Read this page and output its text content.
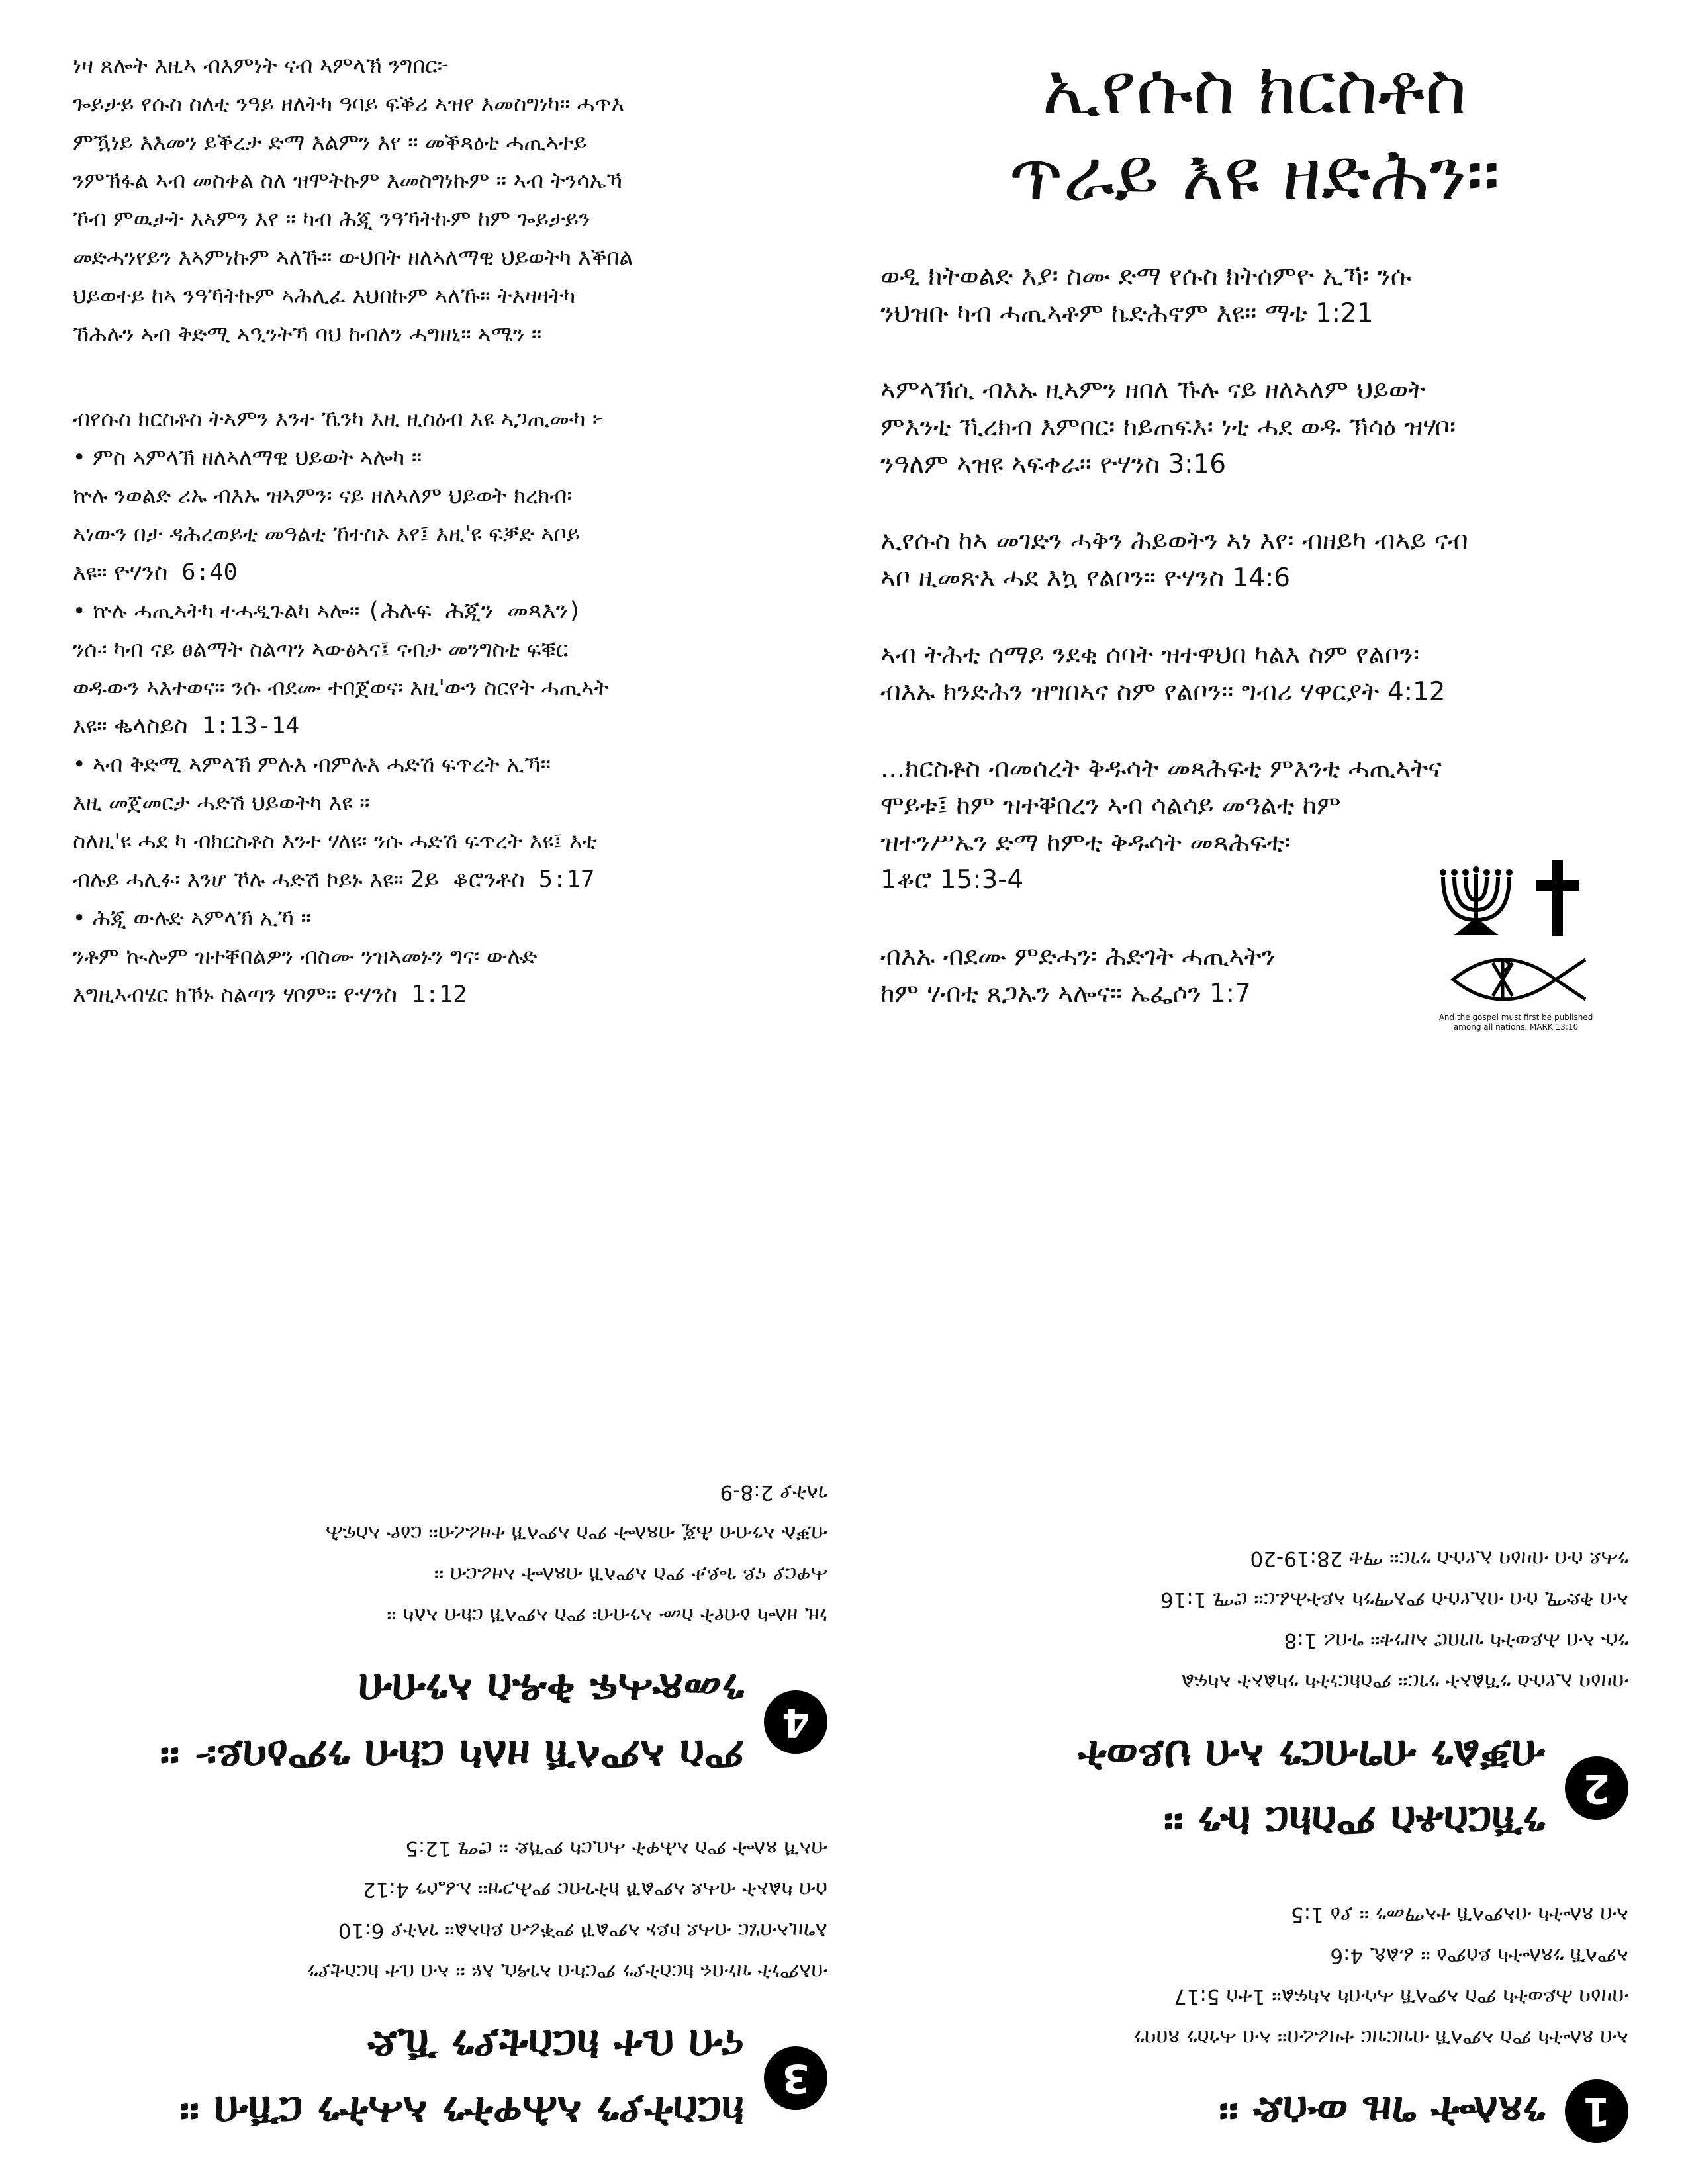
ነዛ ጸሎት እዚኣ ብእምነት ናብ ኣምላኽ ንግበር፦
ጐይታይ የሱስ ስለቲ ንዓይ ዘለትካ ዓባይ ፍቕሪ ኣዝየ እመስግነካ። ሓጥእ
ምዃነይ እእመን ይቕረታ ድማ እልምን እየ ። መቕጻዕቲ ሓጢኣተይ
ንምኽፋል ኣብ መስቀል ስለ ዝሞትኩም እመስግነኩም ። ኣብ ትንሳኤኻ
ኾብ ምዉታት እኣምን እየ ። ካብ ሕጂ ንዓኻትኩም ከም ጐይታይን
መድሓንየይን እኣምነኩም ኣለኹ። ውህበት ዘለኣለማዊ ህይወትካ እቕበል
ህይወተይ ከኣ ንዓኻትኩም ኣሕሊፈ እህበኩም ኣለኹ። ትእዛዛትካ
ኸሕሉን ኣብ ቅድሚ ኣዒንትኻ ባህ ከብለን ሓግዘኒ። ኣሜን ።
ብየሱስ ክርስቶስ ትኣምን እንተ ኼንካ እዚ ዚስዕብ እዩ ኣጋጢሙካ ፦
• ምስ ኣምላኽ ዘለኣለማዊ ህይወት ኣሎካ ።
ኵሉ ንወልድ ሪኡ ብእኡ ዝኣምን፡ ናይ ዘለኣለም ህይወት ክረክብ፡
ኣነውን በታ ዳሕረወይቲ መዓልቲ ኸተስኦ እየ፤ እዚ'ዩ ፍቓድ ኣቦይ
እዩ። ዮሃንስ 6:40
• ኵሉ ሓጢኣትካ ተሓዲጉልካ ኣሎ። (ሕሉፍ ሕጂን መጻእን)
ንሱ፡ ካብ ናይ ፀልማት ስልጣን ኣውፅኣና፤ ናብታ መንግስቲ ፍቑር
ወዱውን ኣእተወና። ንሱ ብደሙ ተበጀወና፡ እዚ'ውን ስርየት ሓጢኣት
እዩ። ቈላስይስ 1:13-14
• ኣብ ቅድሚ ኣምላኽ ምሉእ ብምሉእ ሓድሽ ፍጥረት ኢኻ።
እዚ መጀመርታ ሓድሽ ህይወትካ እዩ ።
ስለዚ'ዩ ሓደ ካ ብክርስቶስ እንተ ሃለዩ፡ ንሱ ሓድሽ ፍጥረት እዩ፤ እቲ
ብሉይ ሓሊፉ፡ እንሆ ኾሉ ሓድሽ ኮይኑ እዩ። 2ይ ቆሮንቶስ 5:17
• ሕጂ ውሉድ ኣምላኽ ኢኻ ።
ንቶም ኲሎም ዝተቐበልዎን ብስሙ ንዝኣመኑን ግና፡ ውሉድ
እግዚኣብሄር ክኾኑ ስልጣን ሃቦም። ዮሃንስ 1:12
ኢየሱስ ክርስቶስ
ጥራይ እዩ ዘድሕን።
ወዲ ክትወልድ እያ፡ ስሙ ድማ የሱስ ክትሰምዮ ኢኻ፡ ንሱ
ንህዝቡ ካብ ሓጢኣቶም ኬድሕኖም እዩ። ማቴ 1:21
ኣምላኽሲ ብእኡ ዚኣምን ዘበለ ኹሉ ናይ ዘለኣለም ህይወት
ምእንቲ ኺረክብ እምበር፡ ከይጠፍእ፡ ነቲ ሓደ ወዱ ኽሳዕ ዝሃቦ፡
ንዓለም ኣዝዩ ኣፍቀራ። ዮሃንስ 3:16
ኢየሱስ ከኣ መገድን ሓቅን ሕይወትን ኣነ እየ፡ ብዘይካ ብኣይ ናብ
ኣቦ ዚመጽእ ሓደ እኳ የልቦን። ዮሃንስ 14:6
ኣብ ትሕቲ ሰማይ ንደቂ ሰባት ዝተዋህበ ካልእ ስም የልቦን፡
ብእኡ ክንድሕን ዝግበኣና ስም የልቦን። ግብሪ ሃዋርያት 4:12
...ክርስቶስ ብመሰረት ቅዱሳት መጻሕፍቲ ምእንቲ ሓጢኣትና
ሞይቱ፤ ከም ዝተቐበረን ኣብ ሳልሳይ መዓልቲ ከም
ዝተንሥኤን ድማ ከምቲ ቅዱሳት መጻሕፍቲ፡
1ቆሮ 15:3-4
ብእኡ ብደሙ ምድሓን፡ ሕድገት ሓጢኣትን
ከም ሃብቲ ጸጋኡን ኣሎና። ኤፌሶን 1:7
And the gospel must first be published
among all nations. MARK 13:10
3
ክርስትያን ኣሕዋትን ኣሓትን ርኸብ ።
ናብ ቤተ ክርስቲያን ኺድ
ብእምነት ዝነብሩ ክርስትያን ምርካብ ኣገዳሲ እዩ ። ኣብ ቤተ ክርስቲያን
እግዚኣብሄር ብሓደ ኮይኑ ኣምልኾ ምቕራብ ይከኣል። ገላትያ 6:10
ሰብ ካልኦት ብሓደ ኣምልኾ ክትገብር ምሕጋዝ። ኤፌሶን 4:12
ብኣኻ ጸሎት ምስ ኣሕዋት ሓቢርካ ምኻድ ። ሮሜ 12:5
4
ምስ ኣምላኽ ዘለካ ርክብ ንምዕባይ፦ ።
ንመጽሓፍ ቅዱስ ኣንብብ
ነዚ ዘሎካ ዕብየት ስሙ ኣንብብ፡ ምስ ኣምላኽ ርክብ ኣለካ ።
ሓዋርያ ናይ ጐይታ ምስ ኣምላኽ ብጸሎት ኣዛራርብ ።
ብቓሉ ኣንብብ ሕጂ ብጸሎት ምስ ኣምላኽ ተዛራረብ። ርዕዮ ኣስፍሕ
ገላትያ 2:8-9
1
ንጸሎት ግዜ ውሰድ ።
ኣብ ጸሎትካ ምስ ኣምላኽ ብዝርዝር ተዛራረብ። ኣብ ሓጎስን ጸበባን
ብዛዕባ ሕይወትካ ምስ ኣምላኽ ሓሳብካ ኣካፍል። 1ተሰ 5:17
ኣምላኽ ንጸሎትካ ይሰምዕ ። ፊልጲ 4:6
ኣብ ጸሎትካ ብኣምላኽ ተኣማመን ። ያዕ 1:5
2
ንኽርስቶስ ምስክር ኩን ።
ብቓልን ብግብርን ኣብ ህይወት
ብዛዕባ ኢየሱስ ንኻልኦት ንገር። ምስክርነትካ ንካልኦት ኣካፍል
ንሱ ኣብ ሕይወትካ ዝገበሮ ኣዘንቱ። ግብሪ 1:8
ኣብ ቅድሚ ሰብ ብኢየሱስ ምእማንካ ኣይትሕፈር። ሮሜ 1:16
ንሓደ ሰብ ብዛዕባ ኢየሱስ ንገር። ማቴ 28:19-20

****

Copy every record character for character. Skip the pictures.

Read this page and output its text content.
ነዛ ጸሎት እዚኣ ብእምነት ናብ ኣምላኽ ንግበር፦
ጐይታይ የሱስ ስለቲ ንዓይ ዘለትካ ዓባይ ፍቕሪ ኣዝየ እመስግነካ። ሓጥእ
ምዃነይ እእመን ይቕረታ ድማ እልምን እየ ። መቕጻዕቲ ሓጢኣተይ
ንምኽፋል ኣብ መስቀል ስለ ዝሞትኩም እመስግነኩም ። ኣብ ትንሳኤኻ
ኾብ ምዉታት እኣምን እየ ። ካብ ሕጂ ንዓኻትኩም ከም ጐይታይን
መድሓንየይን እኣምነኩም ኣለኹ። ውህበት ዘለኣለማዊ ህይወትካ እቕበል
ህይወተይ ከኣ ንዓኻትኩም ኣሕሊፈ እህበኩም ኣለኹ። ትእዛዛትካ
ኸሕሉን ኣብ ቅድሚ ኣዒንትኻ ባህ ከብለን ሓግዘኒ። ኣሜን ።
ብየሱስ ክርስቶስ ትኣምን እንተ ኼንካ እዚ ዚስዕብ እዩ ኣጋጢሙካ ፦
• ምስ ኣምላኽ ዘለኣለማዊ ህይወት ኣሎካ ።
ኵሉ ንወልድ ሪኡ ብእኡ ዝኣምን፡ ናይ ዘለኣለም ህይወት ክረክብ፡
ኣነውን በታ ዳሕረወይቲ መዓልቲ ኸተስኦ እየ፤ እዚ'ዩ ፍቓድ ኣቦይ
እዩ። ዮሃንስ 6:40
• ኵሉ ሓጢኣትካ ተሓዲጉልካ ኣሎ። (ሕሉፍ ሕጂን መጻእን)
ንሱ፡ ካብ ናይ ፀልማት ስልጣን ኣውፅኣና፤ ናብታ መንግስቲ ፍቑር
ወዱውን ኣእተወና። ንሱ ብደሙ ተበጀወና፡ እዚ'ውን ስርየት ሓጢኣት
እዩ። ቈላስይስ 1:13-14
• ኣብ ቅድሚ ኣምላኽ ምሉእ ብምሉእ ሓድሽ ፍጥረት ኢኻ።
እዚ መጀመርታ ሓድሽ ህይወትካ እዩ ።
ስለዚ'ዩ ሓደ ካ ብክርስቶስ እንተ ሃለዩ፡ ንሱ ሓድሽ ፍጥረት እዩ፤ እቲ
ብሉይ ሓሊፉ፡ እንሆ ኾሉ ሓድሽ ኮይኑ እዩ። 2ይ ቆሮንቶስ 5:17
• ሕጂ ውሉድ ኣምላኽ ኢኻ ።
ንቶም ኲሎም ዝተቐበልዎን ብስሙ ንዝኣመኑን ግና፡ ውሉድ
እግዚኣብሄር ክኾኑ ስልጣን ሃቦም። ዮሃንስ 1:12
ኢየሱስ ክርስቶስ
ጥራይ እዩ ዘድሕን።
ወዲ ክትወልድ እያ፡ ስሙ ድማ የሱስ ክትሰምዮ ኢኻ፡ ንሱ
ንህዝቡ ካብ ሓጢኣቶም ኬድሕኖም እዩ። ማቴ 1:21
ኣምላኽሲ ብእኡ ዚኣምን ዘበለ ኹሉ ናይ ዘለኣለም ህይወት
ምእንቲ ኺረክብ እምበር፡ ከይጠፍእ፡ ነቲ ሓደ ወዱ ኽሳዕ ዝሃቦ፡
ንዓለም ኣዝዩ ኣፍቀራ። ዮሃንስ 3:16
ኢየሱስ ከኣ መገድን ሓቅን ሕይወትን ኣነ እየ፡ ብዘይካ ብኣይ ናብ
ኣቦ ዚመጽእ ሓደ እኳ የልቦን። ዮሃንስ 14:6
ኣብ ትሕቲ ሰማይ ንደቂ ሰባት ዝተዋህበ ካልእ ስም የልቦን፡
ብእኡ ክንድሕን ዝግበኣና ስም የልቦን። ግብሪ ሃዋርያት 4:12
...ክርስቶስ ብመሰረት ቅዱሳት መጻሕፍቲ ምእንቲ ሓጢኣትና
ሞይቱ፤ ከም ዝተቐበረን ኣብ ሳልሳይ መዓልቲ ከም
ዝተንሥኤን ድማ ከምቲ ቅዱሳት መጻሕፍቲ፡
1ቆሮ 15:3-4
ብእኡ ብደሙ ምድሓን፡ ሕድገት ሓጢኣትን
ከም ሃብቲ ጸጋኡን ኣሎና። ኤፌሶን 1:7
And the gospel must first be published
among all nations. MARK 13:10
3
ክርስትያን ኣሕዋትን ኣሓትን ርኸብ ።
ናብ ቤተ ክርስቲያን ኺድ
ብእምነት ዝነብሩ ክርስትያን ምርካብ ኣገዳሲ እዩ ። ኣብ ቤተ ክርስቲያን
እግዚኣብሄር ብሓደ ኮይኑ ኣምልኾ ምቕራብ ይከኣል። ገላትያ 6:10
ሰብ ካልኦት ብሓደ ኣምልኾ ክትገብር ምሕጋዝ። ኤፌሶን 4:12
ብኣኻ ጸሎት ምስ ኣሕዋት ሓቢርካ ምኻድ ። ሮሜ 12:5
4
ምስ ኣምላኽ ዘለካ ርክብ ንምዕባይ፦ ።
ንመጽሓፍ ቅዱስ ኣንብብ
ነዚ ዘሎካ ዕብየት ስሙ ኣንብብ፡ ምስ ኣምላኽ ርክብ ኣለካ ።
ሓዋርያ ናይ ጐይታ ምስ ኣምላኽ ብጸሎት ኣዛራርብ ።
ብቓሉ ኣንብብ ሕጂ ብጸሎት ምስ ኣምላኽ ተዛራረብ። ርዕዮ ኣስፍሕ
ገላትያ 2:8-9
1
ንጸሎት ግዜ ውሰድ ።
ኣብ ጸሎትካ ምስ ኣምላኽ ብዝርዝር ተዛራረብ። ኣብ ሓጎስን ጸበባን
ብዛዕባ ሕይወትካ ምስ ኣምላኽ ሓሳብካ ኣካፍል። 1ተሰ 5:17
ኣምላኽ ንጸሎትካ ይሰምዕ ። ፊልጲ 4:6
ኣብ ጸሎትካ ብኣምላኽ ተኣማመን ። ያዕ 1:5
2
ንኽርስቶስ ምስክር ኩን ።
ብቓልን ብግብርን ኣብ ህይወት
ብዛዕባ ኢየሱስ ንኻልኦት ንገር። ምስክርነትካ ንካልኦት ኣካፍል
ንሱ ኣብ ሕይወትካ ዝገበሮ ኣዘንቱ። ግብሪ 1:8
ኣብ ቅድሚ ሰብ ብኢየሱስ ምእማንካ ኣይትሕፈር። ሮሜ 1:16
ንሓደ ሰብ ብዛዕባ ኢየሱስ ንገር። ማቴ 28:19-20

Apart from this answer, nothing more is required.